■ DATASET EXTRACT

□ □ □ □ □ □ □

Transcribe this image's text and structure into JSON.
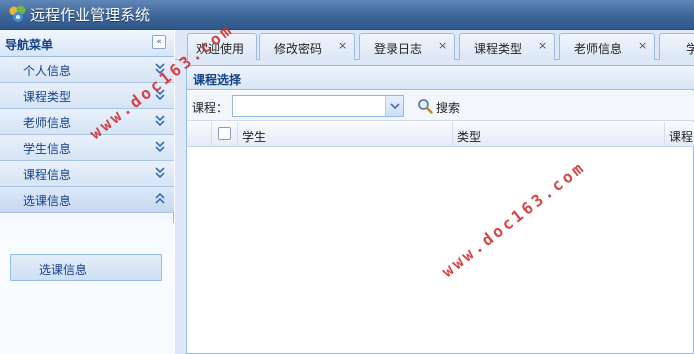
{
  "app": {
    "title": "远程作业管理系统"
  },
  "sidebar": {
    "title": "导航菜单",
    "collapse_glyph": "«",
    "items": [
      {
        "label": "个人信息",
        "expanded": false
      },
      {
        "label": "课程类型",
        "expanded": false
      },
      {
        "label": "老师信息",
        "expanded": false
      },
      {
        "label": "学生信息",
        "expanded": false
      },
      {
        "label": "课程信息",
        "expanded": false
      },
      {
        "label": "选课信息",
        "expanded": true
      }
    ],
    "sub_items": [
      {
        "label": "选课信息"
      }
    ]
  },
  "tabs": [
    {
      "label": "欢迎使用",
      "closable": false
    },
    {
      "label": "修改密码",
      "closable": true
    },
    {
      "label": "登录日志",
      "closable": true
    },
    {
      "label": "课程类型",
      "closable": true
    },
    {
      "label": "老师信息",
      "closable": true
    },
    {
      "label": "学",
      "closable": false
    }
  ],
  "tab_close_glyph": "×",
  "panel": {
    "title": "课程选择",
    "course_label": "课程：",
    "course_value": "",
    "search_label": "搜索",
    "columns": [
      {
        "label": ""
      },
      {
        "label": "学生"
      },
      {
        "label": "类型"
      },
      {
        "label": "课程"
      }
    ]
  },
  "watermark": {
    "text": "www.doc163.com",
    "color": "#cd2828"
  },
  "colors": {
    "accent": "#15428b",
    "border": "#99bbe8",
    "topbar": "#3d6699"
  }
}
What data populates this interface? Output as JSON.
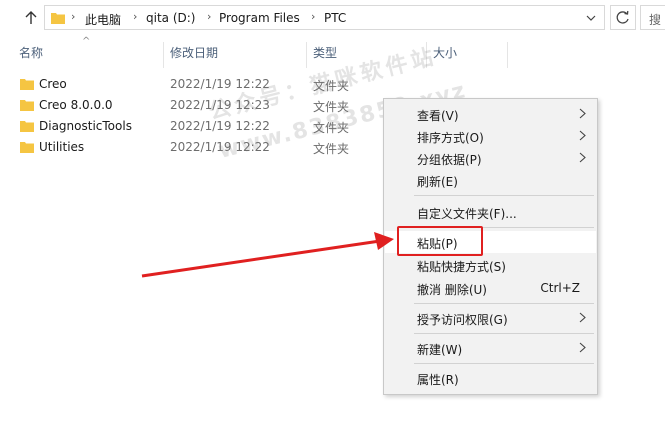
{
  "address_bar": {
    "breadcrumbs": [
      "此电脑",
      "qita (D:)",
      "Program Files",
      "PTC"
    ],
    "search_text": "搜"
  },
  "columns": {
    "name": "名称",
    "date": "修改日期",
    "type": "类型",
    "size": "大小"
  },
  "files": [
    {
      "name": "Creo",
      "date": "2022/1/19 12:22",
      "type": "文件夹"
    },
    {
      "name": "Creo 8.0.0.0",
      "date": "2022/1/19 12:23",
      "type": "文件夹"
    },
    {
      "name": "DiagnosticTools",
      "date": "2022/1/19 12:22",
      "type": "文件夹"
    },
    {
      "name": "Utilities",
      "date": "2022/1/19 12:22",
      "type": "文件夹"
    }
  ],
  "context_menu": {
    "items": [
      {
        "label": "查看(V)",
        "has_submenu": true
      },
      {
        "label": "排序方式(O)",
        "has_submenu": true
      },
      {
        "label": "分组依据(P)",
        "has_submenu": true
      },
      {
        "label": "刷新(E)",
        "has_submenu": false
      },
      {
        "label": "自定义文件夹(F)...",
        "has_submenu": false
      },
      {
        "label": "粘贴(P)",
        "has_submenu": false
      },
      {
        "label": "粘贴快捷方式(S)",
        "has_submenu": false
      },
      {
        "label": "撤消 删除(U)",
        "shortcut": "Ctrl+Z",
        "has_submenu": false
      },
      {
        "label": "授予访问权限(G)",
        "has_submenu": true
      },
      {
        "label": "新建(W)",
        "has_submenu": true
      },
      {
        "label": "属性(R)",
        "has_submenu": false
      }
    ]
  },
  "watermark": {
    "line1": "公众号：猫咪软件站",
    "line2": "www.8383852.xyz"
  },
  "colors": {
    "accent_red": "#e02020",
    "folder_yellow": "#f5c542",
    "header_text": "#4c607a"
  }
}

□ □ □ □ □ □ □

■ TASK REQUIREMENTS
The records above must be transcribed exactly. Pictures are left out of the copy.

■ EXERCISE RESULT
Transcribe this image's text and structure into JSON.
{
  "app": {
    "title": "远程作业管理系统"
  },
  "sidebar": {
    "title": "导航菜单",
    "collapse_glyph": "«",
    "items": [
      {
        "label": "个人信息",
        "expanded": false
      },
      {
        "label": "课程类型",
        "expanded": false
      },
      {
        "label": "老师信息",
        "expanded": false
      },
      {
        "label": "学生信息",
        "expanded": false
      },
      {
        "label": "课程信息",
        "expanded": false
      },
      {
        "label": "选课信息",
        "expanded": true
      }
    ],
    "sub_items": [
      {
        "label": "选课信息"
      }
    ]
  },
  "tabs": [
    {
      "label": "欢迎使用",
      "closable": false
    },
    {
      "label": "修改密码",
      "closable": true
    },
    {
      "label": "登录日志",
      "closable": true
    },
    {
      "label": "课程类型",
      "closable": true
    },
    {
      "label": "老师信息",
      "closable": true
    },
    {
      "label": "学",
      "closable": false
    }
  ],
  "tab_close_glyph": "×",
  "panel": {
    "title": "课程选择",
    "course_label": "课程：",
    "course_value": "",
    "search_label": "搜索",
    "columns": [
      {
        "label": ""
      },
      {
        "label": "学生"
      },
      {
        "label": "类型"
      },
      {
        "label": "课程"
      }
    ]
  },
  "watermark": {
    "text": "www.doc163.com",
    "color": "#cd2828"
  },
  "colors": {
    "accent": "#15428b",
    "border": "#99bbe8",
    "topbar": "#3d6699"
  }
}
What data populates this interface? Output as JSON.
{
  "address_bar": {
    "breadcrumbs": [
      "此电脑",
      "qita (D:)",
      "Program Files",
      "PTC"
    ],
    "search_text": "搜"
  },
  "columns": {
    "name": "名称",
    "date": "修改日期",
    "type": "类型",
    "size": "大小"
  },
  "files": [
    {
      "name": "Creo",
      "date": "2022/1/19 12:22",
      "type": "文件夹"
    },
    {
      "name": "Creo 8.0.0.0",
      "date": "2022/1/19 12:23",
      "type": "文件夹"
    },
    {
      "name": "DiagnosticTools",
      "date": "2022/1/19 12:22",
      "type": "文件夹"
    },
    {
      "name": "Utilities",
      "date": "2022/1/19 12:22",
      "type": "文件夹"
    }
  ],
  "context_menu": {
    "items": [
      {
        "label": "查看(V)",
        "has_submenu": true
      },
      {
        "label": "排序方式(O)",
        "has_submenu": true
      },
      {
        "label": "分组依据(P)",
        "has_submenu": true
      },
      {
        "label": "刷新(E)",
        "has_submenu": false
      },
      {
        "label": "自定义文件夹(F)...",
        "has_submenu": false
      },
      {
        "label": "粘贴(P)",
        "has_submenu": false
      },
      {
        "label": "粘贴快捷方式(S)",
        "has_submenu": false
      },
      {
        "label": "撤消 删除(U)",
        "shortcut": "Ctrl+Z",
        "has_submenu": false
      },
      {
        "label": "授予访问权限(G)",
        "has_submenu": true
      },
      {
        "label": "新建(W)",
        "has_submenu": true
      },
      {
        "label": "属性(R)",
        "has_submenu": false
      }
    ]
  },
  "watermark": {
    "line1": "公众号：猫咪软件站",
    "line2": "www.8383852.xyz"
  },
  "colors": {
    "accent_red": "#e02020",
    "folder_yellow": "#f5c542",
    "header_text": "#4c607a"
  }
}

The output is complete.